---------- Texte cité

Charles Poulin|Publié le 15 juin 2023

La surperformance de la CDPQ ne serait pas la même si le processus d'évaluation était plus rigoureux, estime une étude.

(Photo: archives Lesaffaires.com)

La Caisse de dépôt et placement du Québec (CDPQ) n’est pas aussi performante qu’elle le laisse entendre publiquement selon une étude qui avance que la « surperformance » déclarée par le gestionnaire du bas de laine des Québécois ne serait pas la même si le processus d’évaluation était plus rigoureux.

L’étude « Productivité du secteur public québécois : La Caisse de dépôt et placement du Québec », réalisée par le Centre sur la productivité et la prospérité (CPP) – Fondation Walter J. Somers de HEC Montréal, rappelle que les hauts dirigeants de la CDPQ se sont partagé 10,6 M$ en boni parce qu’ils indiquaient avoir « surperformé » relativement à la moyenne du marché l’an dernier.

Le document réalisé par le CPP compare toutefois le rendement réalisé par les huit gestionnaires de grands fonds de pension canadiens entre 2009 et 2021. Le rendement net de la CDPQ pour cette période est de 226%, ce qui la classe au sixième rang.

Le régime de retraite de Healthcare Ontario (HOOPP) est le premier de classe avec un rendement net de 320%, suivi de l’Office d’investissement du régime de pensions du Canada (CPPIB, 280%), de l’Office d’investissement des régimes de pensions du secteur public (PSPIB, 261%), du Régime de retraite des enseignantes et des enseignants de l’Ontario (OTPP, 248%) et du British Columbia Investment Management Corporation (BCIMC, 237%). L’Alberta Investment Management Corporation (AIMco, 181%) et le Régime de retraite des employés municipaux de l’Ontario (OMERS, 171%) sont les deux seuls à avoir offert un rendement moindre que la CDPQ à leurs clients au cours de la même période.

--------------------

◆ **Énoncé**
Selon l'article ci-dessus, quels gestionnaires de fonds de pension ont obtenu entre 2009 et 2021 un rendement net supérieur à celui de la CDPQ ? Donnez le sigle et le rendement de chacun.

---------- Entrées de données

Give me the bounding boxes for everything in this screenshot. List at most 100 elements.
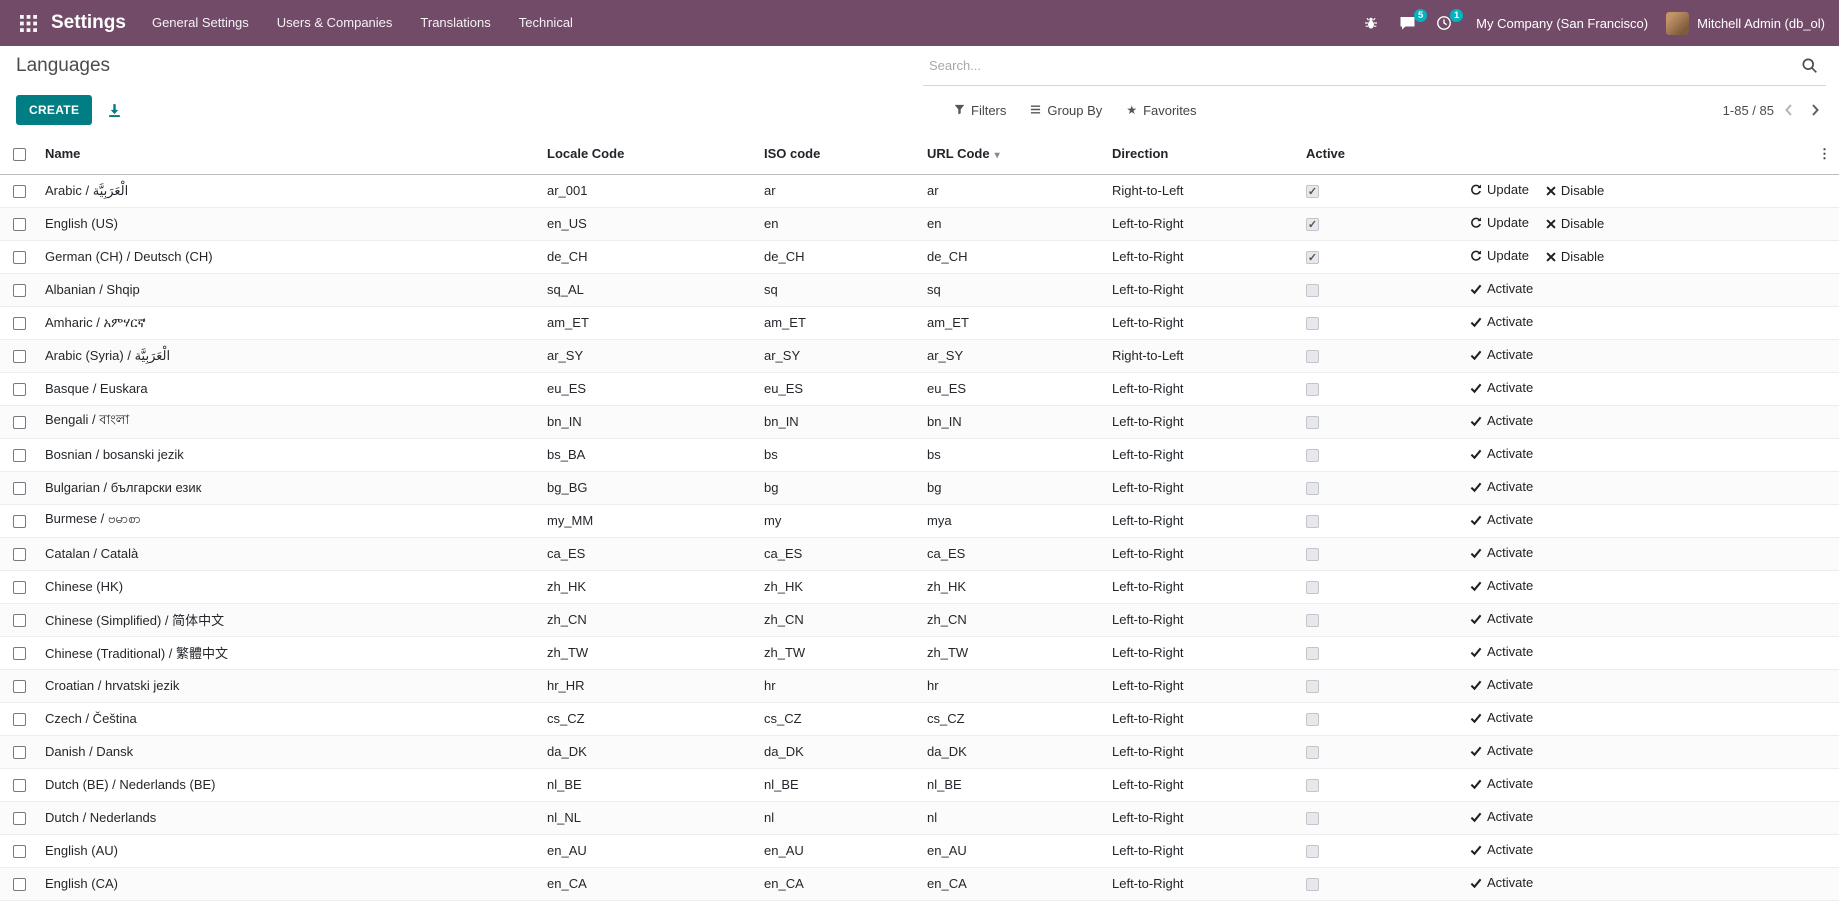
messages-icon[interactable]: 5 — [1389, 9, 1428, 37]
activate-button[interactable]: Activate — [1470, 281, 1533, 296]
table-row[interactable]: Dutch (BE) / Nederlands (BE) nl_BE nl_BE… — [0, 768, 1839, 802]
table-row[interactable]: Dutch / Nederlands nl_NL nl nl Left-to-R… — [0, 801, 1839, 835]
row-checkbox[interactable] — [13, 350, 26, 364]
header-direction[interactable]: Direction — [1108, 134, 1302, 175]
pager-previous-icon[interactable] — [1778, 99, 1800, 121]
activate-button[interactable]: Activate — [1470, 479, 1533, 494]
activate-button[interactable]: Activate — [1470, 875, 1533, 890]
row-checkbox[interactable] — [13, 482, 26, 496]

--------------------

◆ **Réponse**
- HOOPP : 320 %
- CPPIB : 280 %
- PSPIB : 261 %
- OTPP : 248 %
- BCIMC : 237 %